===== Dataset
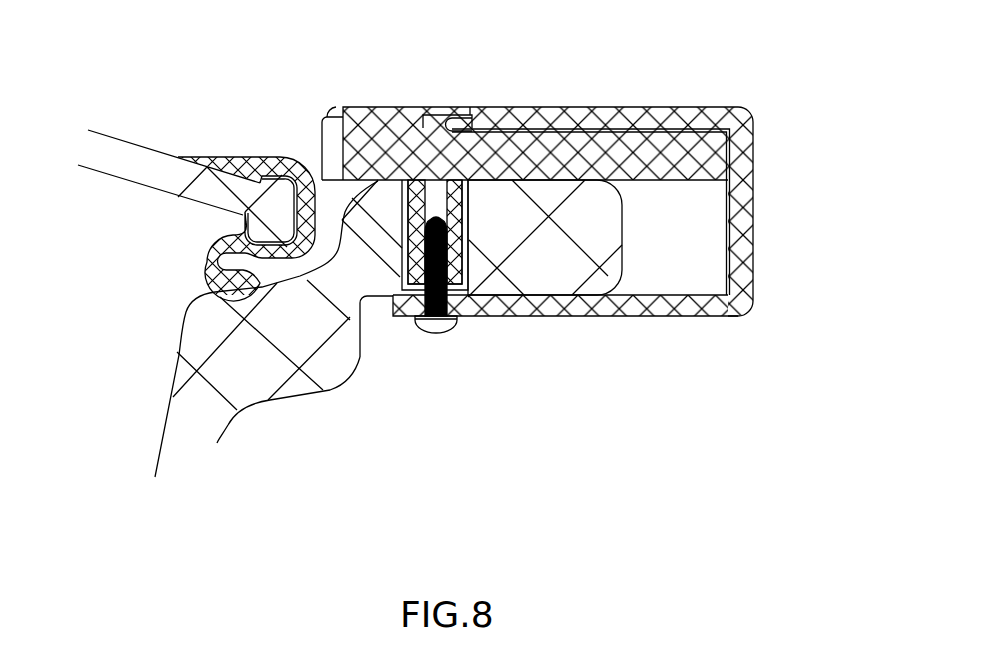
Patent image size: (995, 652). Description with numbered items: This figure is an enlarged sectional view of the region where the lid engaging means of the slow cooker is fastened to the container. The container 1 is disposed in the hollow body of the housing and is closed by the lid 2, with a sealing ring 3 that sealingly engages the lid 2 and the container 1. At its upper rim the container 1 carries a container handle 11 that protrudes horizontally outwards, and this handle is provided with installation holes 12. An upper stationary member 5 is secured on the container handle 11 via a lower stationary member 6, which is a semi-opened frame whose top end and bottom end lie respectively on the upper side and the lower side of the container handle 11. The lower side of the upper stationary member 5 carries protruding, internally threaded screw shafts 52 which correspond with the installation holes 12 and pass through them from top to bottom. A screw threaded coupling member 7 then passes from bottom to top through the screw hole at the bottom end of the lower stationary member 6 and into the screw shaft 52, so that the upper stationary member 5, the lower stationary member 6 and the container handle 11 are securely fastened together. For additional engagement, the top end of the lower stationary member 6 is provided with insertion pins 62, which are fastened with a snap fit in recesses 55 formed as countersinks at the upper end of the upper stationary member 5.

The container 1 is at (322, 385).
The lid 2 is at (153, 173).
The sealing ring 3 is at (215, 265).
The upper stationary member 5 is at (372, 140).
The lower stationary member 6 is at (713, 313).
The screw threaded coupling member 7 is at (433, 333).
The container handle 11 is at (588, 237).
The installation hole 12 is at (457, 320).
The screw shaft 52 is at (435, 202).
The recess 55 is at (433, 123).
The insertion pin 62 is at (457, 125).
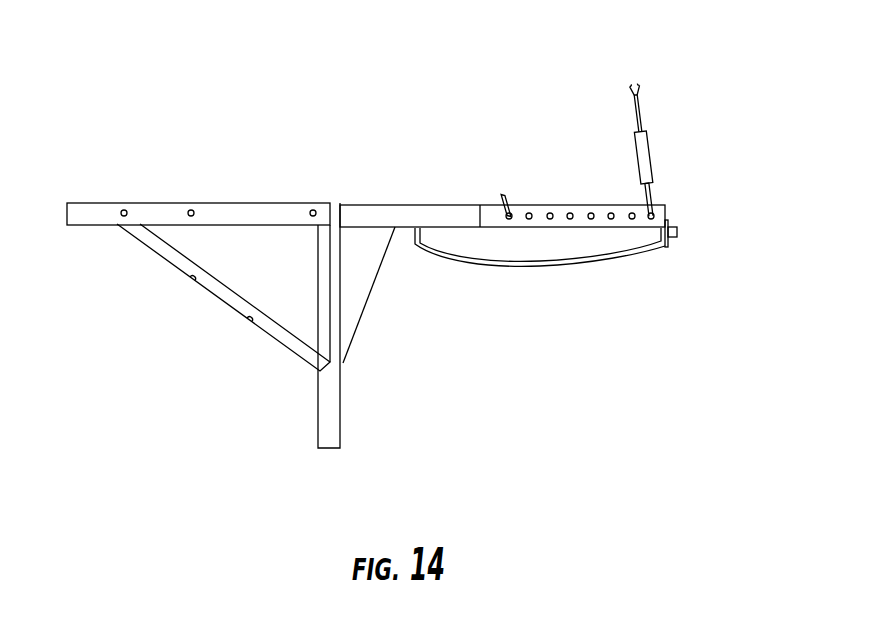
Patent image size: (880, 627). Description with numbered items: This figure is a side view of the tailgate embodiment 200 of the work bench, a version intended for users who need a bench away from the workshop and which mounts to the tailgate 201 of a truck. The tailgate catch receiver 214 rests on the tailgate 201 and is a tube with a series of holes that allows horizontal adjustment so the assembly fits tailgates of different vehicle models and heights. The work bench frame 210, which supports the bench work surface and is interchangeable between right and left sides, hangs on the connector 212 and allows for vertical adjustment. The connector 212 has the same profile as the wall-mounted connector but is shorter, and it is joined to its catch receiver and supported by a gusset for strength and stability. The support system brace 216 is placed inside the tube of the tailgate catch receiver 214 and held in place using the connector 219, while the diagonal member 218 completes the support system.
==========
__Work to do__:
Pick out each line in the items above that contains the word "gusset", and copy those lines in full.

__Answer to this task__:
Patent image size: (880, 627). Description with numbered items: This figure is a side view of the tailgate embodiment 200 of the work bench, a version intended for users who need a bench away from the workshop and which mounts to the tailgate 201 of a truck. The tailgate catch receiver 214 rests on the tailgate 201 and is a tube with a series of holes that allows horizontal adjustment so the assembly fits tailgates of different vehicle models and heights. The work bench frame 210, which supports the bench work surface and is interchangeable between right and left sides, hangs on the connector 212 and allows for vertical adjustment. The connector 212 has the same profile as the wall-mounted connector but is shorter, and it is joined to its catch receiver and supported by a gusset for strength and stability. The support system brace 216 is placed inside the tube of the tailgate catch receiver 214 and held in place using the connector 219, while the diagonal member 218 completes the support system.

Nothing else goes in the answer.